══ DATASET RECORDS ══

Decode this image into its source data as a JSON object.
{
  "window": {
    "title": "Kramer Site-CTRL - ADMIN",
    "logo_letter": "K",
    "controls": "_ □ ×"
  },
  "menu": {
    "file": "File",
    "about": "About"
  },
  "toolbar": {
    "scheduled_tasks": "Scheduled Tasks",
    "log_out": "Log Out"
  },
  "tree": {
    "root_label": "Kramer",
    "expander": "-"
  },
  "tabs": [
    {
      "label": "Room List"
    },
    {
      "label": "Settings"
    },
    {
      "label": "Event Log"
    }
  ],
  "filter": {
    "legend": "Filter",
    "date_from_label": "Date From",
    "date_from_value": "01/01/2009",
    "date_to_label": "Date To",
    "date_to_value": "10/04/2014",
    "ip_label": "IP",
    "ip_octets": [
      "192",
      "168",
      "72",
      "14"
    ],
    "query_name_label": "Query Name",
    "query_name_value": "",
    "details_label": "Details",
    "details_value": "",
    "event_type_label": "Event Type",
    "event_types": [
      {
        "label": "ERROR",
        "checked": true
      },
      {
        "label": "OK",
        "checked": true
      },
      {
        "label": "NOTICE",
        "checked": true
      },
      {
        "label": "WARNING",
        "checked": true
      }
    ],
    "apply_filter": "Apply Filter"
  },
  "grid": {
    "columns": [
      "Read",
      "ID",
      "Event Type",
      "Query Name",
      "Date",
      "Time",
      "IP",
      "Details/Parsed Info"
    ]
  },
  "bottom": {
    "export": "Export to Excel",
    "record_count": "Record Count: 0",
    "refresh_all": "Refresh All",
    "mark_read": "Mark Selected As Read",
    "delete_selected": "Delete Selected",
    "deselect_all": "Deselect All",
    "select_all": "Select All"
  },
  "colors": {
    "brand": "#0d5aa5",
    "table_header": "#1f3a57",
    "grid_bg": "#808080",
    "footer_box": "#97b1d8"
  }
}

═══

### DIRECTION
Every entry must be quoted exactly as it appears above.

### RIGHT ANSWER
Decode this image into its source data as a JSON object.
{
  "window": {
    "title": "Kramer Site-CTRL - ADMIN",
    "logo_letter": "K",
    "controls": "_ □ ×"
  },
  "menu": {
    "file": "File",
    "about": "About"
  },
  "toolbar": {
    "scheduled_tasks": "Scheduled Tasks",
    "log_out": "Log Out"
  },
  "tree": {
    "root_label": "Kramer",
    "expander": "-"
  },
  "tabs": [
    {
      "label": "Room List"
    },
    {
      "label": "Settings"
    },
    {
      "label": "Event Log"
    }
  ],
  "filter": {
    "legend": "Filter",
    "date_from_label": "Date From",
    "date_from_value": "01/01/2009",
    "date_to_label": "Date To",
    "date_to_value": "10/04/2014",
    "ip_label": "IP",
    "ip_octets": [
      "192",
      "168",
      "72",
      "14"
    ],
    "query_name_label": "Query Name",
    "query_name_value": "",
    "details_label": "Details",
    "details_value": "",
    "event_type_label": "Event Type",
    "event_types": [
      {
        "label": "ERROR",
        "checked": true
      },
      {
        "label": "OK",
        "checked": true
      },
      {
        "label": "NOTICE",
        "checked": true
      },
      {
        "label": "WARNING",
        "checked": true
      }
    ],
    "apply_filter": "Apply Filter"
  },
  "grid": {
    "columns": [
      "Read",
      "ID",
      "Event Type",
      "Query Name",
      "Date",
      "Time",
      "IP",
      "Details/Parsed Info"
    ]
  },
  "bottom": {
    "export": "Export to Excel",
    "record_count": "Record Count: 0",
    "refresh_all": "Refresh All",
    "mark_read": "Mark Selected As Read",
    "delete_selected": "Delete Selected",
    "deselect_all": "Deselect All",
    "select_all": "Select All"
  },
  "colors": {
    "brand": "#0d5aa5",
    "table_header": "#1f3a57",
    "grid_bg": "#808080",
    "footer_box": "#97b1d8"
  }
}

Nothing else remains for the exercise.